» **WHAT IS EXPECTED**
Every line below should be repeated exactly.

Data entries
────

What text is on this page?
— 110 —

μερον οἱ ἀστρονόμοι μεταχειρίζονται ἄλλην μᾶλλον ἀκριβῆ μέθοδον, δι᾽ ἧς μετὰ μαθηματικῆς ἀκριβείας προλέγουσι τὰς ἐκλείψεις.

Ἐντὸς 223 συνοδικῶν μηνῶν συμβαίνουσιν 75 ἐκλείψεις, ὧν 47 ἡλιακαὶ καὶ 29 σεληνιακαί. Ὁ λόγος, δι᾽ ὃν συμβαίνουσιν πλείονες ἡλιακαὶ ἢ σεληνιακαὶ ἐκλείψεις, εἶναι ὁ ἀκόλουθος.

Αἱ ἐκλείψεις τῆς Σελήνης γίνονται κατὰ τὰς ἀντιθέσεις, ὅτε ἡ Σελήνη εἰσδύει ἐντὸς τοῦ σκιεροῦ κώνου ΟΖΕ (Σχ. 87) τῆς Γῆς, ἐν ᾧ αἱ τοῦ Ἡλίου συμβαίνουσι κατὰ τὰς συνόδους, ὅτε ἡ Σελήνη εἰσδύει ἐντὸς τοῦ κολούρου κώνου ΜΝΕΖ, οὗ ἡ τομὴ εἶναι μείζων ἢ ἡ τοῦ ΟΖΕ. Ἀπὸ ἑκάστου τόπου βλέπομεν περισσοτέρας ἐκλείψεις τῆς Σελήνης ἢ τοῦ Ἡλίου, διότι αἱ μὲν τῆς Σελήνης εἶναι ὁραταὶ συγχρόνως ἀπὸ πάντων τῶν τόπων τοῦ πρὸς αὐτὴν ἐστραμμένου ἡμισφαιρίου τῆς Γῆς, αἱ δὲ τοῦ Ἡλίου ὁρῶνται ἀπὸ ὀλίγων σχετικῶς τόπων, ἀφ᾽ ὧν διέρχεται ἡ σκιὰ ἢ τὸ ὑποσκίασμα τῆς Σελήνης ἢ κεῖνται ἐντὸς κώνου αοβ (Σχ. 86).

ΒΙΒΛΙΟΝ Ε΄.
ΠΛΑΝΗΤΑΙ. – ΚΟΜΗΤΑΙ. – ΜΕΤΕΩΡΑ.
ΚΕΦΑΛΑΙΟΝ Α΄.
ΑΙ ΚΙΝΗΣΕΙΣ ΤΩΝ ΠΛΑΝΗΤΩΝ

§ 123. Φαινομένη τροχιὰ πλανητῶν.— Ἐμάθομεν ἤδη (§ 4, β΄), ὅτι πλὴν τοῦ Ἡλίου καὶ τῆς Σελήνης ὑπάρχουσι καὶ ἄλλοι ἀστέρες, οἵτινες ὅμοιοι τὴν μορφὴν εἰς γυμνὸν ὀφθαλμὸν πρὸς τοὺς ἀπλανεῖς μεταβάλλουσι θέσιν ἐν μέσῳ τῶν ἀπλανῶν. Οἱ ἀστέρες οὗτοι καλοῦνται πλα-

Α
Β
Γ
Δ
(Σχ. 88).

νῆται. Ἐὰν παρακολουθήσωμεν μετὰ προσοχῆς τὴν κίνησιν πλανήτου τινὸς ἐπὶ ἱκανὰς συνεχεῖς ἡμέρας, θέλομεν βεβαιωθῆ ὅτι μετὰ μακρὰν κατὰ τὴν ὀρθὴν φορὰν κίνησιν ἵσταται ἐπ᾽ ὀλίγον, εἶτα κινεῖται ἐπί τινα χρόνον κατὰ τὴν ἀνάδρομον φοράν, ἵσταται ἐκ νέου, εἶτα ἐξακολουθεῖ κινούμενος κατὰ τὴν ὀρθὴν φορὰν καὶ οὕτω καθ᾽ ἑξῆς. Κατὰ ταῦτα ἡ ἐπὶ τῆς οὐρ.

────

» **SOLUTION TO THE PROBLEM**
What text is on this page?
— 110 —

μερον οἱ ἀστρονόμοι μεταχειρίζονται ἄλλην μᾶλλον ἀκριβῆ μέθοδον, δι᾽ ἧς μετὰ μαθηματικῆς ἀκριβείας προλέγουσι τὰς ἐκλείψεις.

Ἐντὸς 223 συνοδικῶν μηνῶν συμβαίνουσιν 75 ἐκλείψεις, ὧν 47 ἡλιακαὶ καὶ 29 σεληνιακαί. Ὁ λόγος, δι᾽ ὃν συμβαίνουσιν πλείονες ἡλιακαὶ ἢ σεληνιακαὶ ἐκλείψεις, εἶναι ὁ ἀκόλουθος.

Αἱ ἐκλείψεις τῆς Σελήνης γίνονται κατὰ τὰς ἀντιθέσεις, ὅτε ἡ Σελήνη εἰσδύει ἐντὸς τοῦ σκιεροῦ κώνου ΟΖΕ (Σχ. 87) τῆς Γῆς, ἐν ᾧ αἱ τοῦ Ἡλίου συμβαίνουσι κατὰ τὰς συνόδους, ὅτε ἡ Σελήνη εἰσδύει ἐντὸς τοῦ κολούρου κώνου ΜΝΕΖ, οὗ ἡ τομὴ εἶναι μείζων ἢ ἡ τοῦ ΟΖΕ. Ἀπὸ ἑκάστου τόπου βλέπομεν περισσοτέρας ἐκλείψεις τῆς Σελήνης ἢ τοῦ Ἡλίου, διότι αἱ μὲν τῆς Σελήνης εἶναι ὁραταὶ συγχρόνως ἀπὸ πάντων τῶν τόπων τοῦ πρὸς αὐτὴν ἐστραμμένου ἡμισφαιρίου τῆς Γῆς, αἱ δὲ τοῦ Ἡλίου ὁρῶνται ἀπὸ ὀλίγων σχετικῶς τόπων, ἀφ᾽ ὧν διέρχεται ἡ σκιὰ ἢ τὸ ὑποσκίασμα τῆς Σελήνης ἢ κεῖνται ἐντὸς κώνου αοβ (Σχ. 86).

ΒΙΒΛΙΟΝ Ε΄.
ΠΛΑΝΗΤΑΙ. – ΚΟΜΗΤΑΙ. – ΜΕΤΕΩΡΑ.
ΚΕΦΑΛΑΙΟΝ Α΄.
ΑΙ ΚΙΝΗΣΕΙΣ ΤΩΝ ΠΛΑΝΗΤΩΝ

§ 123. Φαινομένη τροχιὰ πλανητῶν.— Ἐμάθομεν ἤδη (§ 4, β΄), ὅτι πλὴν τοῦ Ἡλίου καὶ τῆς Σελήνης ὑπάρχουσι καὶ ἄλλοι ἀστέρες, οἵτινες ὅμοιοι τὴν μορφὴν εἰς γυμνὸν ὀφθαλμὸν πρὸς τοὺς ἀπλανεῖς μεταβάλλουσι θέσιν ἐν μέσῳ τῶν ἀπλανῶν. Οἱ ἀστέρες οὗτοι καλοῦνται πλα-

Α
Β
Γ
Δ
(Σχ. 88).

νῆται. Ἐὰν παρακολουθήσωμεν μετὰ προσοχῆς τὴν κίνησιν πλανήτου τινὸς ἐπὶ ἱκανὰς συνεχεῖς ἡμέρας, θέλομεν βεβαιωθῆ ὅτι μετὰ μακρὰν κατὰ τὴν ὀρθὴν φορὰν κίνησιν ἵσταται ἐπ᾽ ὀλίγον, εἶτα κινεῖται ἐπί τινα χρόνον κατὰ τὴν ἀνάδρομον φοράν, ἵσταται ἐκ νέου, εἶτα ἐξακολουθεῖ κινούμενος κατὰ τὴν ὀρθὴν φορὰν καὶ οὕτω καθ᾽ ἑξῆς. Κατὰ ταῦτα ἡ ἐπὶ τῆς οὐρ.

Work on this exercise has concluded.